-- start --

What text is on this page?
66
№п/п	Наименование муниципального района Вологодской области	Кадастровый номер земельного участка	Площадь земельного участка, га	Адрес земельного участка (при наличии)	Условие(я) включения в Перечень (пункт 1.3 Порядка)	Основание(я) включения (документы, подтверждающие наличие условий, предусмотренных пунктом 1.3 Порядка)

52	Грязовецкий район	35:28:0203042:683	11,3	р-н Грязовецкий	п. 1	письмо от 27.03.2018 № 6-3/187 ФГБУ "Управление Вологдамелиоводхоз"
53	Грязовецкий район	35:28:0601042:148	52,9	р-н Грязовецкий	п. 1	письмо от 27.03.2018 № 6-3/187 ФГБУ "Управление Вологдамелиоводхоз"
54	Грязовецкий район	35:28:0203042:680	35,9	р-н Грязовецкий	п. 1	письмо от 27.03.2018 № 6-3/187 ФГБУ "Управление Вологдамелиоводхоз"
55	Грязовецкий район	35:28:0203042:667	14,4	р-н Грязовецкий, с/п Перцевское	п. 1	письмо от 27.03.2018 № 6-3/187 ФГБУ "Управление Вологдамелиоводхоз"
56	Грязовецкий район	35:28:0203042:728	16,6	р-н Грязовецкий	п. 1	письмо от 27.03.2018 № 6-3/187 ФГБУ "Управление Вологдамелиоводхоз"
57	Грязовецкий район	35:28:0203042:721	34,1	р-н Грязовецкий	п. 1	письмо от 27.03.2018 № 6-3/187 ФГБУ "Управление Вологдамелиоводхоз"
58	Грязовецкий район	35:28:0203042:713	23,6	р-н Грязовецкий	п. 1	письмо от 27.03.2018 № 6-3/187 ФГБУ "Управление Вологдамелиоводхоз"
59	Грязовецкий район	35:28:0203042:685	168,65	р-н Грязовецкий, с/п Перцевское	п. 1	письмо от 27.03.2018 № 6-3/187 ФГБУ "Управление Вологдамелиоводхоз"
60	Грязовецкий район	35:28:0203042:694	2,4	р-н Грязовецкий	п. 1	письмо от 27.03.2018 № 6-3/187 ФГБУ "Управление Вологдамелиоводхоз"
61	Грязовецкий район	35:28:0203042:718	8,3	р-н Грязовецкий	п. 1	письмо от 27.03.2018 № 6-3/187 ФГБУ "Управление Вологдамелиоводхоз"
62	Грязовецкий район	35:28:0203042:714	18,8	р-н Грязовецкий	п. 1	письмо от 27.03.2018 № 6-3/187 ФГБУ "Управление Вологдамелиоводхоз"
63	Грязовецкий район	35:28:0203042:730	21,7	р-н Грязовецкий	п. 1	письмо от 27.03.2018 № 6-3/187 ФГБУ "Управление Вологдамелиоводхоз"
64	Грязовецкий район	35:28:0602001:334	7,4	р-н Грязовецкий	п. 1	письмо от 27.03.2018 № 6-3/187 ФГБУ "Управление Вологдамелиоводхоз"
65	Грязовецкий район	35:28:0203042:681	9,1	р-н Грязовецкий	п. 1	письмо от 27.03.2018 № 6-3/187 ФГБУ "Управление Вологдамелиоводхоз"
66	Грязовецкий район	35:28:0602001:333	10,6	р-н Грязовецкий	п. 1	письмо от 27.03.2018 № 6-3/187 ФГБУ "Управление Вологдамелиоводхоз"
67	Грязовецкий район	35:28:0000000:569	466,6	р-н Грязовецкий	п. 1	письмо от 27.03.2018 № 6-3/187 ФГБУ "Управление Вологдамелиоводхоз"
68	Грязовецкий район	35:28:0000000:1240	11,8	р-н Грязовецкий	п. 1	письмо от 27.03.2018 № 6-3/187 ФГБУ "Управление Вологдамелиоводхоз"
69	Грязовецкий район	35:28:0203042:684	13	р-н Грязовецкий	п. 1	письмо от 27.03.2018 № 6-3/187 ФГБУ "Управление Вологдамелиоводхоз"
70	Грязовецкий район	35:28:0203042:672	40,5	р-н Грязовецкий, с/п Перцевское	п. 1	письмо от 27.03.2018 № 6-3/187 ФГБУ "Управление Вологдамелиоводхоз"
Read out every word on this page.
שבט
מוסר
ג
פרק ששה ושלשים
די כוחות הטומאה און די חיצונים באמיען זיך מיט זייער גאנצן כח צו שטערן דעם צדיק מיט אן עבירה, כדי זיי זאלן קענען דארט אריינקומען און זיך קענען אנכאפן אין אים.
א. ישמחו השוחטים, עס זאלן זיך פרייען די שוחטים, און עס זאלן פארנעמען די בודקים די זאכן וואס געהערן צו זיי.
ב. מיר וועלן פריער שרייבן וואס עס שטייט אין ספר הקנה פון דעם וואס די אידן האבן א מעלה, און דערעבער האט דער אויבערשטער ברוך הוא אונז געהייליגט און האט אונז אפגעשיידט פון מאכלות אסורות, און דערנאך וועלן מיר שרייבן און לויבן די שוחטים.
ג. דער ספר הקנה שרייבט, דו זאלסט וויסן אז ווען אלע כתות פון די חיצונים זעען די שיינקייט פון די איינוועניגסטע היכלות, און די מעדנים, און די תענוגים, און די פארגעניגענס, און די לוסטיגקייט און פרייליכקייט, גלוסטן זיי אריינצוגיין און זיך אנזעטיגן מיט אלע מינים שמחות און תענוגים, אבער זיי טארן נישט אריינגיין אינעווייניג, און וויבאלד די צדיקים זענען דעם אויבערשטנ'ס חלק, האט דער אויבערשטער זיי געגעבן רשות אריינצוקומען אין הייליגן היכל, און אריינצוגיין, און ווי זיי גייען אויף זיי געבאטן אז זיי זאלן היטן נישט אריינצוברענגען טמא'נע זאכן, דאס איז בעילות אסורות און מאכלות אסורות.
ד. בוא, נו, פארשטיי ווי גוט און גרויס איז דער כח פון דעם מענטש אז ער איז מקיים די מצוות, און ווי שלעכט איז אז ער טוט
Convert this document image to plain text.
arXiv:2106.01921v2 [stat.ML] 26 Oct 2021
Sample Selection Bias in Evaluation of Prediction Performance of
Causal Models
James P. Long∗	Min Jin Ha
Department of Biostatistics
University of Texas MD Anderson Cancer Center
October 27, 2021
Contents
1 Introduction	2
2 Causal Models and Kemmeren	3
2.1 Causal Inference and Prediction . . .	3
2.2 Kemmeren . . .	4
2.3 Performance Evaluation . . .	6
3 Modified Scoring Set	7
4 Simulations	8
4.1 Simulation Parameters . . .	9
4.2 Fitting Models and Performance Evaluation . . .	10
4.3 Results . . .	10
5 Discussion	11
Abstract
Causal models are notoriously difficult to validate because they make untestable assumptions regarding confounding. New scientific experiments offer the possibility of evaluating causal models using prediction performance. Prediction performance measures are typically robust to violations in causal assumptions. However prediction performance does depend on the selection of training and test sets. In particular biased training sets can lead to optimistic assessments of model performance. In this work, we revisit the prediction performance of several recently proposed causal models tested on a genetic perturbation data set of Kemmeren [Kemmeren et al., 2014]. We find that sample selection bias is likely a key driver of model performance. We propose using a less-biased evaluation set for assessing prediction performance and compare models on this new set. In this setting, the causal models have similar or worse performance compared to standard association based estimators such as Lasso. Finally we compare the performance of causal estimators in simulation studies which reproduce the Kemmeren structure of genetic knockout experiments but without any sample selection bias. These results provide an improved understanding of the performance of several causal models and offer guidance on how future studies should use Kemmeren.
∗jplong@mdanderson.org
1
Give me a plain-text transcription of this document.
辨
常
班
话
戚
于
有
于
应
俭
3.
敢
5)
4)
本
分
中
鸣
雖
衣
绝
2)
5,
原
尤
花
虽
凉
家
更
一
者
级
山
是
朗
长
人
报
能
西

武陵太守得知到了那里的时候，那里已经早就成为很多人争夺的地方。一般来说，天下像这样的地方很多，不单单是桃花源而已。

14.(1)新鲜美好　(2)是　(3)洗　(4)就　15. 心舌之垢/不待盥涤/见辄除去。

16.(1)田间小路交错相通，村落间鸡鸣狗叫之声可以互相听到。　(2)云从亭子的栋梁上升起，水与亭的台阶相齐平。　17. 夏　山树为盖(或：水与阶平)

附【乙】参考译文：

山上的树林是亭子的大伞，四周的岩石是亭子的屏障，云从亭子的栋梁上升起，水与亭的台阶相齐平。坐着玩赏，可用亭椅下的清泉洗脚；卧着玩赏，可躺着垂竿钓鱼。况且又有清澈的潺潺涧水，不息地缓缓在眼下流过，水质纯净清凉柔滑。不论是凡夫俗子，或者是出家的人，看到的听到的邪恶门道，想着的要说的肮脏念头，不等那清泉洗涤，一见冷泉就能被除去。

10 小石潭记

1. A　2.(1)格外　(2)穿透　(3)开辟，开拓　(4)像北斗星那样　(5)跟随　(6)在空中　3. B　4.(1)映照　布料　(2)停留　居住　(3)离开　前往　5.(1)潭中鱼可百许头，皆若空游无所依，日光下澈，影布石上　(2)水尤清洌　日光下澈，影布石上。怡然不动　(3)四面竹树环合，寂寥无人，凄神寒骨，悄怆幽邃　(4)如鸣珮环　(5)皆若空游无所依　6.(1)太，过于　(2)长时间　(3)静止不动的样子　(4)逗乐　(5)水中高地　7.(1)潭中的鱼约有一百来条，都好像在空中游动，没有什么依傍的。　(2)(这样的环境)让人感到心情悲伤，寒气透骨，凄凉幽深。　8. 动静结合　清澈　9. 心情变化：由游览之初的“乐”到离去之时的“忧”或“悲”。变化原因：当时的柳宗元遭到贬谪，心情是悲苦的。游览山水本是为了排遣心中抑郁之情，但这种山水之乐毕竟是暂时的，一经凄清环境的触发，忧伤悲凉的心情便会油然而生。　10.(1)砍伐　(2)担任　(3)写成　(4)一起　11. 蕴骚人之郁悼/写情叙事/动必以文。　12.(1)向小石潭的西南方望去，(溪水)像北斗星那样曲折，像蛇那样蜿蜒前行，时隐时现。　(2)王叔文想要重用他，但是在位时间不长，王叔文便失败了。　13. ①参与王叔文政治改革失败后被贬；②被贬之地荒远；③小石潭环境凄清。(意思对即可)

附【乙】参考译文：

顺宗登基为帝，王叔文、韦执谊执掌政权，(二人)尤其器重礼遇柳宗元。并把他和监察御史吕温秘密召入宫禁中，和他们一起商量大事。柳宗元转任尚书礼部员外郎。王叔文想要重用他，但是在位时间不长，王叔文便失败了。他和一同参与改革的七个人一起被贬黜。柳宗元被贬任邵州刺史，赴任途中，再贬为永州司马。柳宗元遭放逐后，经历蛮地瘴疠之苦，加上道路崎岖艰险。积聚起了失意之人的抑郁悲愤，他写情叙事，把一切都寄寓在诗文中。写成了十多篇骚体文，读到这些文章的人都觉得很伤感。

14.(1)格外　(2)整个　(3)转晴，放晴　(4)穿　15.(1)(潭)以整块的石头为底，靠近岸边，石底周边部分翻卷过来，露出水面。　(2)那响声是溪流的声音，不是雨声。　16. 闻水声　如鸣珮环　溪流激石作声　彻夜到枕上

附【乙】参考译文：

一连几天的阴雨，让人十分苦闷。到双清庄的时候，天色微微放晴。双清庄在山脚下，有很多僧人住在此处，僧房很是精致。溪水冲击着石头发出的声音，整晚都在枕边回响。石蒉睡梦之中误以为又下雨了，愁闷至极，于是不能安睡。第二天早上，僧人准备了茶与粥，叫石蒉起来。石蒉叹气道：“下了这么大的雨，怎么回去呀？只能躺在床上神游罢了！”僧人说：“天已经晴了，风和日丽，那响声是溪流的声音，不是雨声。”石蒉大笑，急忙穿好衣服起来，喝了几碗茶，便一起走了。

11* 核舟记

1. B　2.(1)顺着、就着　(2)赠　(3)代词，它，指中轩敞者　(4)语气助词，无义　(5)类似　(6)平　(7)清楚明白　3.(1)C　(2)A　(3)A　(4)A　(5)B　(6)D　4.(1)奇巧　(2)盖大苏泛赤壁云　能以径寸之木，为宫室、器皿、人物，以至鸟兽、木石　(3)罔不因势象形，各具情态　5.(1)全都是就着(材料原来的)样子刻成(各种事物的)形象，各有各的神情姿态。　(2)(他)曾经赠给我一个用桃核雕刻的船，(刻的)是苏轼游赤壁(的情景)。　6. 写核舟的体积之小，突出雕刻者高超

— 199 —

-- end --

■ **WORK TO BE COMPLETED**: Look through the entries above and count each line holding "如鸣珮环"; report the count alone.

■ **TASK RESULT**: 2